* [Task requirements] Reproduce all the entries exactly and keep the pictures out.

[Data tied to figure images]
%%
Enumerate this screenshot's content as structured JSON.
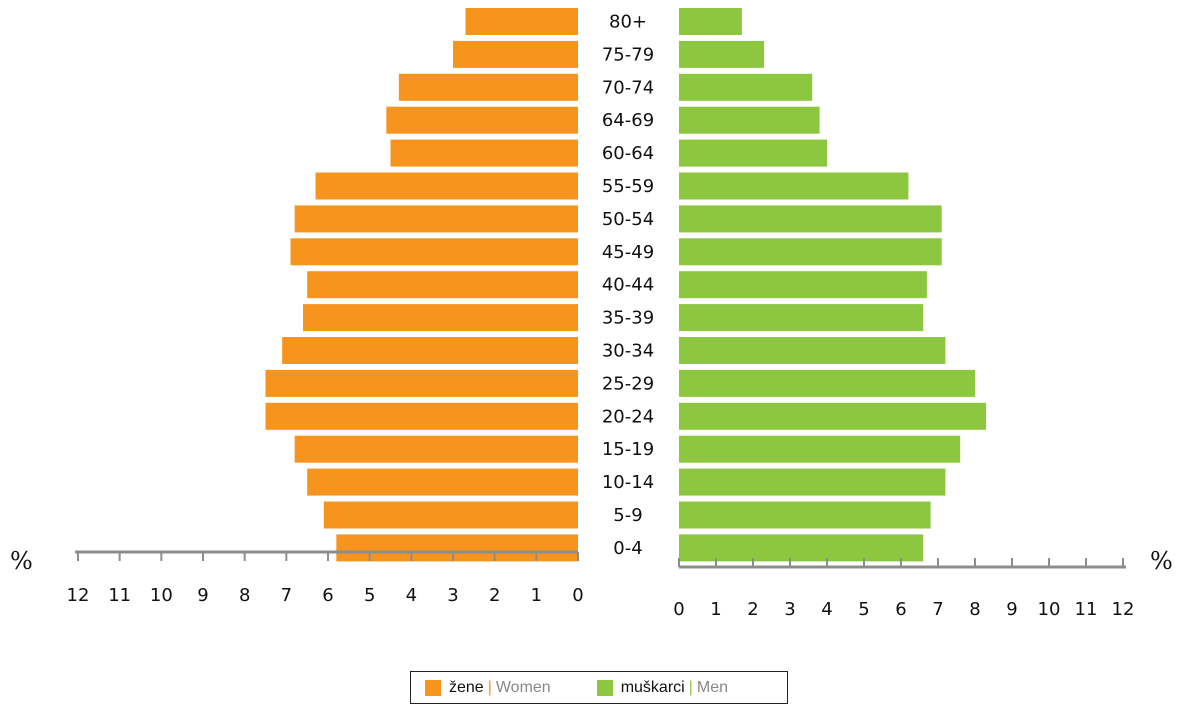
{
  "chart_data": {
    "type": "bar",
    "orientation": "horizontal",
    "categories": [
      "80+",
      "75-79",
      "70-74",
      "64-69",
      "60-64",
      "55-59",
      "50-54",
      "45-49",
      "40-44",
      "35-39",
      "30-34",
      "25-29",
      "20-24",
      "15-19",
      "10-14",
      "5-9",
      "0-4"
    ],
    "series": [
      {
        "name": "žene | Women",
        "name_local": "žene",
        "name_en": "Women",
        "side": "left",
        "color": "#f7941d",
        "values": [
          2.7,
          3.0,
          4.3,
          4.6,
          4.5,
          6.3,
          6.8,
          6.9,
          6.5,
          6.6,
          7.1,
          7.5,
          7.5,
          6.8,
          6.5,
          6.1,
          5.8
        ]
      },
      {
        "name": "muškarci | Men",
        "name_local": "muškarci",
        "name_en": "Men",
        "side": "right",
        "color": "#8dc63f",
        "values": [
          1.7,
          2.3,
          3.6,
          3.8,
          4.0,
          6.2,
          7.1,
          7.1,
          6.7,
          6.6,
          7.2,
          8.0,
          8.3,
          7.6,
          7.2,
          6.8,
          6.6
        ]
      }
    ],
    "left_axis": {
      "ticks": [
        "12",
        "11",
        "10",
        "9",
        "8",
        "7",
        "6",
        "5",
        "4",
        "3",
        "2",
        "1",
        "0"
      ],
      "range": [
        12,
        0
      ],
      "unit": "%"
    },
    "right_axis": {
      "ticks": [
        "0",
        "1",
        "2",
        "3",
        "4",
        "5",
        "6",
        "7",
        "8",
        "9",
        "10",
        "11",
        "12"
      ],
      "range": [
        0,
        12
      ],
      "unit": "%"
    },
    "legend_position": "bottom-center",
    "grid": false
  },
  "legend": {
    "women_local": "žene",
    "women_en": "Women",
    "men_local": "muškarci",
    "men_en": "Men",
    "separator": "|"
  },
  "colors": {
    "women": "#f7941d",
    "men": "#8dc63f",
    "axis": "#8c8c8c"
  }
}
%%
* [Answer to the problem]
Enumerate this screenshot's content as structured JSON.
{
  "chart_data": {
    "type": "bar",
    "orientation": "horizontal",
    "categories": [
      "80+",
      "75-79",
      "70-74",
      "64-69",
      "60-64",
      "55-59",
      "50-54",
      "45-49",
      "40-44",
      "35-39",
      "30-34",
      "25-29",
      "20-24",
      "15-19",
      "10-14",
      "5-9",
      "0-4"
    ],
    "series": [
      {
        "name": "žene | Women",
        "name_local": "žene",
        "name_en": "Women",
        "side": "left",
        "color": "#f7941d",
        "values": [
          2.7,
          3.0,
          4.3,
          4.6,
          4.5,
          6.3,
          6.8,
          6.9,
          6.5,
          6.6,
          7.1,
          7.5,
          7.5,
          6.8,
          6.5,
          6.1,
          5.8
        ]
      },
      {
        "name": "muškarci | Men",
        "name_local": "muškarci",
        "name_en": "Men",
        "side": "right",
        "color": "#8dc63f",
        "values": [
          1.7,
          2.3,
          3.6,
          3.8,
          4.0,
          6.2,
          7.1,
          7.1,
          6.7,
          6.6,
          7.2,
          8.0,
          8.3,
          7.6,
          7.2,
          6.8,
          6.6
        ]
      }
    ],
    "left_axis": {
      "ticks": [
        "12",
        "11",
        "10",
        "9",
        "8",
        "7",
        "6",
        "5",
        "4",
        "3",
        "2",
        "1",
        "0"
      ],
      "range": [
        12,
        0
      ],
      "unit": "%"
    },
    "right_axis": {
      "ticks": [
        "0",
        "1",
        "2",
        "3",
        "4",
        "5",
        "6",
        "7",
        "8",
        "9",
        "10",
        "11",
        "12"
      ],
      "range": [
        0,
        12
      ],
      "unit": "%"
    },
    "legend_position": "bottom-center",
    "grid": false
  },
  "legend": {
    "women_local": "žene",
    "women_en": "Women",
    "men_local": "muškarci",
    "men_en": "Men",
    "separator": "|"
  },
  "colors": {
    "women": "#f7941d",
    "men": "#8dc63f",
    "axis": "#8c8c8c"
  }
}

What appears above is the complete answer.